> **SET PROBLEM**
Retype the listing that follows, word for word.

Items listed in a dataset

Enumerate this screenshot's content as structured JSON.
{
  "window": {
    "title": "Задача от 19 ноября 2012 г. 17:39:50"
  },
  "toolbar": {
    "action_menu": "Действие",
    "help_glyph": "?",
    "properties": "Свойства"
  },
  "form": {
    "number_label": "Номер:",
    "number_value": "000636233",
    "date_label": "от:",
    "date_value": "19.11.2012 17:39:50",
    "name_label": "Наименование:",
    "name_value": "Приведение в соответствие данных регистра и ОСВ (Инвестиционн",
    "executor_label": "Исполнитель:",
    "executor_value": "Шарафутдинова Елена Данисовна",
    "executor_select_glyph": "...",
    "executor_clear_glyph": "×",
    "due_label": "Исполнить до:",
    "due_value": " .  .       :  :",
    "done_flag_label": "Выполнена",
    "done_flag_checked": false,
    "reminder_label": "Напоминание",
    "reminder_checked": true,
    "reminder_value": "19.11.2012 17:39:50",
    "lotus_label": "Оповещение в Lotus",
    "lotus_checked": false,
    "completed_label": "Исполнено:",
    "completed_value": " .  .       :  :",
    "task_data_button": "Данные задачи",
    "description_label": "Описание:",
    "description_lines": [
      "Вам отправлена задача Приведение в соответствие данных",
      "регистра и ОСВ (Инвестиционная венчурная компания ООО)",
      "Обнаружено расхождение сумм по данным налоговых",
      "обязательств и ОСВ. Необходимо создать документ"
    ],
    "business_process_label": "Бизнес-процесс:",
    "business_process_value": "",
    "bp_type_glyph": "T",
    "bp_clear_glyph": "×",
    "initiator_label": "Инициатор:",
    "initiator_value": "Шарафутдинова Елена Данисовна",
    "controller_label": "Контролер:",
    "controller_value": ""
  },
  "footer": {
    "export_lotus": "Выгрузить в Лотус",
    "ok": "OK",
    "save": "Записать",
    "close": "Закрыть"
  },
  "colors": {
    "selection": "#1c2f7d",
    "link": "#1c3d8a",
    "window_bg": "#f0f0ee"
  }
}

> **THE COMPLETED TASK**
Enumerate this screenshot's content as structured JSON.
{
  "window": {
    "title": "Задача от 19 ноября 2012 г. 17:39:50"
  },
  "toolbar": {
    "action_menu": "Действие",
    "help_glyph": "?",
    "properties": "Свойства"
  },
  "form": {
    "number_label": "Номер:",
    "number_value": "000636233",
    "date_label": "от:",
    "date_value": "19.11.2012 17:39:50",
    "name_label": "Наименование:",
    "name_value": "Приведение в соответствие данных регистра и ОСВ (Инвестиционн",
    "executor_label": "Исполнитель:",
    "executor_value": "Шарафутдинова Елена Данисовна",
    "executor_select_glyph": "...",
    "executor_clear_glyph": "×",
    "due_label": "Исполнить до:",
    "due_value": " .  .       :  :",
    "done_flag_label": "Выполнена",
    "done_flag_checked": false,
    "reminder_label": "Напоминание",
    "reminder_checked": true,
    "reminder_value": "19.11.2012 17:39:50",
    "lotus_label": "Оповещение в Lotus",
    "lotus_checked": false,
    "completed_label": "Исполнено:",
    "completed_value": " .  .       :  :",
    "task_data_button": "Данные задачи",
    "description_label": "Описание:",
    "description_lines": [
      "Вам отправлена задача Приведение в соответствие данных",
      "регистра и ОСВ (Инвестиционная венчурная компания ООО)",
      "Обнаружено расхождение сумм по данным налоговых",
      "обязательств и ОСВ. Необходимо создать документ"
    ],
    "business_process_label": "Бизнес-процесс:",
    "business_process_value": "",
    "bp_type_glyph": "T",
    "bp_clear_glyph": "×",
    "initiator_label": "Инициатор:",
    "initiator_value": "Шарафутдинова Елена Данисовна",
    "controller_label": "Контролер:",
    "controller_value": ""
  },
  "footer": {
    "export_lotus": "Выгрузить в Лотус",
    "ok": "OK",
    "save": "Записать",
    "close": "Закрыть"
  },
  "colors": {
    "selection": "#1c2f7d",
    "link": "#1c3d8a",
    "window_bg": "#f0f0ee"
  }
}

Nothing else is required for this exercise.